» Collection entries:
★ ★ ★ ★ ★

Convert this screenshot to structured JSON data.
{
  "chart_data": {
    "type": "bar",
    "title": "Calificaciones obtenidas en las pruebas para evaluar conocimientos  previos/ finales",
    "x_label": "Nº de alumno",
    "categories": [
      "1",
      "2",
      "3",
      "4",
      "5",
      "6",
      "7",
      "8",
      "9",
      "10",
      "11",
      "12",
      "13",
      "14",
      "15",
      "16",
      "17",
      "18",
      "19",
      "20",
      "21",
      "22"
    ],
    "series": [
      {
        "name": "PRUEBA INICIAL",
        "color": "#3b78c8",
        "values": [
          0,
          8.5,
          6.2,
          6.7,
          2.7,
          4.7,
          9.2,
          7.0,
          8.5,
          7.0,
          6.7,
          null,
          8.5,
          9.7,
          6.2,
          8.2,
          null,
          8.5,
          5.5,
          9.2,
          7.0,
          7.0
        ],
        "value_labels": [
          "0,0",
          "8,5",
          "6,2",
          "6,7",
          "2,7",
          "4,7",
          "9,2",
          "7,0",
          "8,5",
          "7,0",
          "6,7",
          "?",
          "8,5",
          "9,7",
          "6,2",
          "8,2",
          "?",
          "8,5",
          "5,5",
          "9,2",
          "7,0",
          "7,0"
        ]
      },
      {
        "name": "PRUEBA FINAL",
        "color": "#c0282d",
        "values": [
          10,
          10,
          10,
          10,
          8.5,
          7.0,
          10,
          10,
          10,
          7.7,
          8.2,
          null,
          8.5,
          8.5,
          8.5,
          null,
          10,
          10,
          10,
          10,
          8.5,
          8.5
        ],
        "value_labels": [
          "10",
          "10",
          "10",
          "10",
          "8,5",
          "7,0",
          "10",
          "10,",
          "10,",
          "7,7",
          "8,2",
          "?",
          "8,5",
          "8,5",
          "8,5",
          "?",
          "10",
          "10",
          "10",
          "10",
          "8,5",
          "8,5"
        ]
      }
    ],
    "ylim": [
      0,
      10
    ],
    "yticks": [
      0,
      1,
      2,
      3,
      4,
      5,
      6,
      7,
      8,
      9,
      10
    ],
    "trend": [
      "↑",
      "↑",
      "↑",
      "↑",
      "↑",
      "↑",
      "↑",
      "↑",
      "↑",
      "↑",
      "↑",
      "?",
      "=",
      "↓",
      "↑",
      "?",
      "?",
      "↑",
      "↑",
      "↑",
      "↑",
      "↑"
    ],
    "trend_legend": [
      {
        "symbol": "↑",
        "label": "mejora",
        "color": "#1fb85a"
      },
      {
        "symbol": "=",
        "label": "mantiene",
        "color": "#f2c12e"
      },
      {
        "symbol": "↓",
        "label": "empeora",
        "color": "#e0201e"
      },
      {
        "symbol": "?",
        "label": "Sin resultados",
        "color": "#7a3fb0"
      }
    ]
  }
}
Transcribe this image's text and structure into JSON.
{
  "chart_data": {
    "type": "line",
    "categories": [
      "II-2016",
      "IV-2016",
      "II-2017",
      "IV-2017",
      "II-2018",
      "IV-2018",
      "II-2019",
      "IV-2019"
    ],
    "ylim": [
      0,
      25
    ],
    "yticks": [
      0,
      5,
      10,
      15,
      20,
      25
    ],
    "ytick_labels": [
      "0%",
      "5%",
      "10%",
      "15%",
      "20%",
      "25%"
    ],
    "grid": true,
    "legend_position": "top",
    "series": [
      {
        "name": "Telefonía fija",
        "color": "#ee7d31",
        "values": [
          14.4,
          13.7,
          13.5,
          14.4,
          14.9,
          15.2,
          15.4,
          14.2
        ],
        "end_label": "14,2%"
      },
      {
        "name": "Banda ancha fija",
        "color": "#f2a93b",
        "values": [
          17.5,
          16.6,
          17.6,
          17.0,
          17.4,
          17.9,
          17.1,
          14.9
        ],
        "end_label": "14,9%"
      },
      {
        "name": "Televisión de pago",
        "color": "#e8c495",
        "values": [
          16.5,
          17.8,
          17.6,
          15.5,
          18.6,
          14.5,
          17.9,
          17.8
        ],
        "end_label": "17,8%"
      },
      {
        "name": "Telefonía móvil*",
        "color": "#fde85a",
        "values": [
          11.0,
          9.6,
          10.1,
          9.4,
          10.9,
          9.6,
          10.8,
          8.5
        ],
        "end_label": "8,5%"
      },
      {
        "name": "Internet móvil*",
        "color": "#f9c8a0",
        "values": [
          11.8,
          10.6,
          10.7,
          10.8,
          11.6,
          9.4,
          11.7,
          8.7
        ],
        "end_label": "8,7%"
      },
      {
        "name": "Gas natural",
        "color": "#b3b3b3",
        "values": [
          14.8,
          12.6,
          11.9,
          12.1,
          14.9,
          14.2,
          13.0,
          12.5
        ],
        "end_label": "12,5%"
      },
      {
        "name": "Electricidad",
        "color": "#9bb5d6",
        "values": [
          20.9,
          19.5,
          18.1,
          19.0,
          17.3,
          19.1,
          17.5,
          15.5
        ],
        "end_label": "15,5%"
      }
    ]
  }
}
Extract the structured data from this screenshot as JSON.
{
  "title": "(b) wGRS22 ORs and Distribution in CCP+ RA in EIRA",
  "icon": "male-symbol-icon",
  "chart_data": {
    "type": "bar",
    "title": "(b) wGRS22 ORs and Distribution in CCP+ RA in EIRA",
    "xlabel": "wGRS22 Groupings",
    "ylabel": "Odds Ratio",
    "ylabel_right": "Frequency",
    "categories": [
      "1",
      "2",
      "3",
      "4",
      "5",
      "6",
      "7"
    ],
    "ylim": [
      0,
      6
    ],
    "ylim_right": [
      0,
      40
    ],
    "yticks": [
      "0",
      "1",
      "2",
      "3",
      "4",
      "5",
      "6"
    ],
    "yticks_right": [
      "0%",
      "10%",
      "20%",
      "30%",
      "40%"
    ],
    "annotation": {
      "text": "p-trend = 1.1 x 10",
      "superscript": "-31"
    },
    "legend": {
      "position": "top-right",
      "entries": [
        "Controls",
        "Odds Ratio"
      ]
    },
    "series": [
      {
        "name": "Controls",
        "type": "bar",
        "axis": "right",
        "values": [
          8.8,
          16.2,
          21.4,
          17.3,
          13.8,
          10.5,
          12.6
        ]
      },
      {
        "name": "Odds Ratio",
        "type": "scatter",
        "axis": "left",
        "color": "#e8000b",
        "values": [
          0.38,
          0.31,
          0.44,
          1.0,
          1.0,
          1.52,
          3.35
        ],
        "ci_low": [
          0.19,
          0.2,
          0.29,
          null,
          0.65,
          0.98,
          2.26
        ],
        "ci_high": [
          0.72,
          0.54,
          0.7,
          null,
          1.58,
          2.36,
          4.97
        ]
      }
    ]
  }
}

★ ★ ★ ★ ★

» TASK DETAILS: Give the entries once more, exactly as they appear.

» THE ANSWER:
Convert this screenshot to structured JSON data.
{
  "chart_data": {
    "type": "bar",
    "title": "Calificaciones obtenidas en las pruebas para evaluar conocimientos  previos/ finales",
    "x_label": "Nº de alumno",
    "categories": [
      "1",
      "2",
      "3",
      "4",
      "5",
      "6",
      "7",
      "8",
      "9",
      "10",
      "11",
      "12",
      "13",
      "14",
      "15",
      "16",
      "17",
      "18",
      "19",
      "20",
      "21",
      "22"
    ],
    "series": [
      {
        "name": "PRUEBA INICIAL",
        "color": "#3b78c8",
        "values": [
          0,
          8.5,
          6.2,
          6.7,
          2.7,
          4.7,
          9.2,
          7.0,
          8.5,
          7.0,
          6.7,
          null,
          8.5,
          9.7,
          6.2,
          8.2,
          null,
          8.5,
          5.5,
          9.2,
          7.0,
          7.0
        ],
        "value_labels": [
          "0,0",
          "8,5",
          "6,2",
          "6,7",
          "2,7",
          "4,7",
          "9,2",
          "7,0",
          "8,5",
          "7,0",
          "6,7",
          "?",
          "8,5",
          "9,7",
          "6,2",
          "8,2",
          "?",
          "8,5",
          "5,5",
          "9,2",
          "7,0",
          "7,0"
        ]
      },
      {
        "name": "PRUEBA FINAL",
        "color": "#c0282d",
        "values": [
          10,
          10,
          10,
          10,
          8.5,
          7.0,
          10,
          10,
          10,
          7.7,
          8.2,
          null,
          8.5,
          8.5,
          8.5,
          null,
          10,
          10,
          10,
          10,
          8.5,
          8.5
        ],
        "value_labels": [
          "10",
          "10",
          "10",
          "10",
          "8,5",
          "7,0",
          "10",
          "10,",
          "10,",
          "7,7",
          "8,2",
          "?",
          "8,5",
          "8,5",
          "8,5",
          "?",
          "10",
          "10",
          "10",
          "10",
          "8,5",
          "8,5"
        ]
      }
    ],
    "ylim": [
      0,
      10
    ],
    "yticks": [
      0,
      1,
      2,
      3,
      4,
      5,
      6,
      7,
      8,
      9,
      10
    ],
    "trend": [
      "↑",
      "↑",
      "↑",
      "↑",
      "↑",
      "↑",
      "↑",
      "↑",
      "↑",
      "↑",
      "↑",
      "?",
      "=",
      "↓",
      "↑",
      "?",
      "?",
      "↑",
      "↑",
      "↑",
      "↑",
      "↑"
    ],
    "trend_legend": [
      {
        "symbol": "↑",
        "label": "mejora",
        "color": "#1fb85a"
      },
      {
        "symbol": "=",
        "label": "mantiene",
        "color": "#f2c12e"
      },
      {
        "symbol": "↓",
        "label": "empeora",
        "color": "#e0201e"
      },
      {
        "symbol": "?",
        "label": "Sin resultados",
        "color": "#7a3fb0"
      }
    ]
  }
}
Transcribe this image's text and structure into JSON.
{
  "chart_data": {
    "type": "line",
    "categories": [
      "II-2016",
      "IV-2016",
      "II-2017",
      "IV-2017",
      "II-2018",
      "IV-2018",
      "II-2019",
      "IV-2019"
    ],
    "ylim": [
      0,
      25
    ],
    "yticks": [
      0,
      5,
      10,
      15,
      20,
      25
    ],
    "ytick_labels": [
      "0%",
      "5%",
      "10%",
      "15%",
      "20%",
      "25%"
    ],
    "grid": true,
    "legend_position": "top",
    "series": [
      {
        "name": "Telefonía fija",
        "color": "#ee7d31",
        "values": [
          14.4,
          13.7,
          13.5,
          14.4,
          14.9,
          15.2,
          15.4,
          14.2
        ],
        "end_label": "14,2%"
      },
      {
        "name": "Banda ancha fija",
        "color": "#f2a93b",
        "values": [
          17.5,
          16.6,
          17.6,
          17.0,
          17.4,
          17.9,
          17.1,
          14.9
        ],
        "end_label": "14,9%"
      },
      {
        "name": "Televisión de pago",
        "color": "#e8c495",
        "values": [
          16.5,
          17.8,
          17.6,
          15.5,
          18.6,
          14.5,
          17.9,
          17.8
        ],
        "end_label": "17,8%"
      },
      {
        "name": "Telefonía móvil*",
        "color": "#fde85a",
        "values": [
          11.0,
          9.6,
          10.1,
          9.4,
          10.9,
          9.6,
          10.8,
          8.5
        ],
        "end_label": "8,5%"
      },
      {
        "name": "Internet móvil*",
        "color": "#f9c8a0",
        "values": [
          11.8,
          10.6,
          10.7,
          10.8,
          11.6,
          9.4,
          11.7,
          8.7
        ],
        "end_label": "8,7%"
      },
      {
        "name": "Gas natural",
        "color": "#b3b3b3",
        "values": [
          14.8,
          12.6,
          11.9,
          12.1,
          14.9,
          14.2,
          13.0,
          12.5
        ],
        "end_label": "12,5%"
      },
      {
        "name": "Electricidad",
        "color": "#9bb5d6",
        "values": [
          20.9,
          19.5,
          18.1,
          19.0,
          17.3,
          19.1,
          17.5,
          15.5
        ],
        "end_label": "15,5%"
      }
    ]
  }
}
Extract the structured data from this screenshot as JSON.
{
  "title": "(b) wGRS22 ORs and Distribution in CCP+ RA in EIRA",
  "icon": "male-symbol-icon",
  "chart_data": {
    "type": "bar",
    "title": "(b) wGRS22 ORs and Distribution in CCP+ RA in EIRA",
    "xlabel": "wGRS22 Groupings",
    "ylabel": "Odds Ratio",
    "ylabel_right": "Frequency",
    "categories": [
      "1",
      "2",
      "3",
      "4",
      "5",
      "6",
      "7"
    ],
    "ylim": [
      0,
      6
    ],
    "ylim_right": [
      0,
      40
    ],
    "yticks": [
      "0",
      "1",
      "2",
      "3",
      "4",
      "5",
      "6"
    ],
    "yticks_right": [
      "0%",
      "10%",
      "20%",
      "30%",
      "40%"
    ],
    "annotation": {
      "text": "p-trend = 1.1 x 10",
      "superscript": "-31"
    },
    "legend": {
      "position": "top-right",
      "entries": [
        "Controls",
        "Odds Ratio"
      ]
    },
    "series": [
      {
        "name": "Controls",
        "type": "bar",
        "axis": "right",
        "values": [
          8.8,
          16.2,
          21.4,
          17.3,
          13.8,
          10.5,
          12.6
        ]
      },
      {
        "name": "Odds Ratio",
        "type": "scatter",
        "axis": "left",
        "color": "#e8000b",
        "values": [
          0.38,
          0.31,
          0.44,
          1.0,
          1.0,
          1.52,
          3.35
        ],
        "ci_low": [
          0.19,
          0.2,
          0.29,
          null,
          0.65,
          0.98,
          2.26
        ],
        "ci_high": [
          0.72,
          0.54,
          0.7,
          null,
          1.58,
          2.36,
          4.97
        ]
      }
    ]
  }
}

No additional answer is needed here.